■ **Data section**:

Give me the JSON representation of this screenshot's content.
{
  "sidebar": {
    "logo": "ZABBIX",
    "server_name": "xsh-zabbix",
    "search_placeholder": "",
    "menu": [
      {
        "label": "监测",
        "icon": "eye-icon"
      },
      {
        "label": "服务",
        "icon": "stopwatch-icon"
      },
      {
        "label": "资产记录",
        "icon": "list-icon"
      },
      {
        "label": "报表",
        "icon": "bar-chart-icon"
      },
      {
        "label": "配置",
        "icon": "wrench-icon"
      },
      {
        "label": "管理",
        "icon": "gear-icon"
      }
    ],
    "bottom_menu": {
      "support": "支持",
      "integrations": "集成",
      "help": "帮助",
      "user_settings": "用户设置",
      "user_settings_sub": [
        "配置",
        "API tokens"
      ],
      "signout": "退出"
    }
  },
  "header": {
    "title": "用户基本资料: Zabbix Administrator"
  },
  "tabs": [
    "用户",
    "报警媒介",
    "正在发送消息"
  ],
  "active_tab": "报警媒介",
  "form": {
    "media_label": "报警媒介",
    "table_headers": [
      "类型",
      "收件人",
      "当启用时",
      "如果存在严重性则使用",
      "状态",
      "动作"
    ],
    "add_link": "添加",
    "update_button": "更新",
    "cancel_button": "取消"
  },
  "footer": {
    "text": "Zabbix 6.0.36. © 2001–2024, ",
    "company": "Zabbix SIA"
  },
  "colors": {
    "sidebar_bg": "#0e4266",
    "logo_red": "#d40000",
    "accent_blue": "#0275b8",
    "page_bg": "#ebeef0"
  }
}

■ **Objective**: Above are the records; retype every one exactly.

■ **Output for this task**:
Give me the JSON representation of this screenshot's content.
{
  "sidebar": {
    "logo": "ZABBIX",
    "server_name": "xsh-zabbix",
    "search_placeholder": "",
    "menu": [
      {
        "label": "监测",
        "icon": "eye-icon"
      },
      {
        "label": "服务",
        "icon": "stopwatch-icon"
      },
      {
        "label": "资产记录",
        "icon": "list-icon"
      },
      {
        "label": "报表",
        "icon": "bar-chart-icon"
      },
      {
        "label": "配置",
        "icon": "wrench-icon"
      },
      {
        "label": "管理",
        "icon": "gear-icon"
      }
    ],
    "bottom_menu": {
      "support": "支持",
      "integrations": "集成",
      "help": "帮助",
      "user_settings": "用户设置",
      "user_settings_sub": [
        "配置",
        "API tokens"
      ],
      "signout": "退出"
    }
  },
  "header": {
    "title": "用户基本资料: Zabbix Administrator"
  },
  "tabs": [
    "用户",
    "报警媒介",
    "正在发送消息"
  ],
  "active_tab": "报警媒介",
  "form": {
    "media_label": "报警媒介",
    "table_headers": [
      "类型",
      "收件人",
      "当启用时",
      "如果存在严重性则使用",
      "状态",
      "动作"
    ],
    "add_link": "添加",
    "update_button": "更新",
    "cancel_button": "取消"
  },
  "footer": {
    "text": "Zabbix 6.0.36. © 2001–2024, ",
    "company": "Zabbix SIA"
  },
  "colors": {
    "sidebar_bg": "#0e4266",
    "logo_red": "#d40000",
    "accent_blue": "#0275b8",
    "page_bg": "#ebeef0"
  }
}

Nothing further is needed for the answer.